# TASK DESCRIPTION
Set down every record once more, exactly as given.

Dataset items
::::::

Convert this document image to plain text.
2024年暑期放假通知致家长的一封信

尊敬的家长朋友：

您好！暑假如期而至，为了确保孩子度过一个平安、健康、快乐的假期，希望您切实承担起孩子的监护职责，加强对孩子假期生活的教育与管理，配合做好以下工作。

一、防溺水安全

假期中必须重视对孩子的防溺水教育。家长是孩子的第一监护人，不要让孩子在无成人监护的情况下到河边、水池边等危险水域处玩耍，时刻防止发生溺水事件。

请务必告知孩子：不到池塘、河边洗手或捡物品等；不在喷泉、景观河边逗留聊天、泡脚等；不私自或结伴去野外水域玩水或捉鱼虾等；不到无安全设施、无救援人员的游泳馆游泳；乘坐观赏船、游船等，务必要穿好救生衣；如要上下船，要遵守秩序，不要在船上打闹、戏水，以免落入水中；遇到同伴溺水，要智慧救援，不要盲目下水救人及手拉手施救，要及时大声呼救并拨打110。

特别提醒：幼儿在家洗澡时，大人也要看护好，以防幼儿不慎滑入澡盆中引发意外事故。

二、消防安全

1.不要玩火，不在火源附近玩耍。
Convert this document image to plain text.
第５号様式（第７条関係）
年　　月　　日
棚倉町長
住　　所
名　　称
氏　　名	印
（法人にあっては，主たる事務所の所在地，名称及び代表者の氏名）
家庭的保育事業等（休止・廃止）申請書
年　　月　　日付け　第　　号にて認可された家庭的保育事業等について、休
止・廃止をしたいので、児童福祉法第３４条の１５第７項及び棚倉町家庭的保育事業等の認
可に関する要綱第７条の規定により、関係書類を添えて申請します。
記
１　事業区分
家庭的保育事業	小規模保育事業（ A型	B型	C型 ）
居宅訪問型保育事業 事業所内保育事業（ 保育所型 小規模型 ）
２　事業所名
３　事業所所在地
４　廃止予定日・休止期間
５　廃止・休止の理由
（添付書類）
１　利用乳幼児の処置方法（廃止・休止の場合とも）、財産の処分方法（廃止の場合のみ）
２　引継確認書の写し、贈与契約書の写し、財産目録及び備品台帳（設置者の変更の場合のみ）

::::::

# RESULT OF THE TASK
Convert this document image to plain text.
2024年暑期放假通知致家长的一封信

尊敬的家长朋友：

您好！暑假如期而至，为了确保孩子度过一个平安、健康、快乐的假期，希望您切实承担起孩子的监护职责，加强对孩子假期生活的教育与管理，配合做好以下工作。

一、防溺水安全

假期中必须重视对孩子的防溺水教育。家长是孩子的第一监护人，不要让孩子在无成人监护的情况下到河边、水池边等危险水域处玩耍，时刻防止发生溺水事件。

请务必告知孩子：不到池塘、河边洗手或捡物品等；不在喷泉、景观河边逗留聊天、泡脚等；不私自或结伴去野外水域玩水或捉鱼虾等；不到无安全设施、无救援人员的游泳馆游泳；乘坐观赏船、游船等，务必要穿好救生衣；如要上下船，要遵守秩序，不要在船上打闹、戏水，以免落入水中；遇到同伴溺水，要智慧救援，不要盲目下水救人及手拉手施救，要及时大声呼救并拨打110。

特别提醒：幼儿在家洗澡时，大人也要看护好，以防幼儿不慎滑入澡盆中引发意外事故。

二、消防安全

1.不要玩火，不在火源附近玩耍。
Convert this document image to plain text.
第５号様式（第７条関係）
年　　月　　日
棚倉町長
住　　所
名　　称
氏　　名	印
（法人にあっては，主たる事務所の所在地，名称及び代表者の氏名）
家庭的保育事業等（休止・廃止）申請書
年　　月　　日付け　第　　号にて認可された家庭的保育事業等について、休
止・廃止をしたいので、児童福祉法第３４条の１５第７項及び棚倉町家庭的保育事業等の認
可に関する要綱第７条の規定により、関係書類を添えて申請します。
記
１　事業区分
家庭的保育事業	小規模保育事業（ A型	B型	C型 ）
居宅訪問型保育事業 事業所内保育事業（ 保育所型 小規模型 ）
２　事業所名
３　事業所所在地
４　廃止予定日・休止期間
５　廃止・休止の理由
（添付書類）
１　利用乳幼児の処置方法（廃止・休止の場合とも）、財産の処分方法（廃止の場合のみ）
２　引継確認書の写し、贈与契約書の写し、財産目録及び備品台帳（設置者の変更の場合のみ）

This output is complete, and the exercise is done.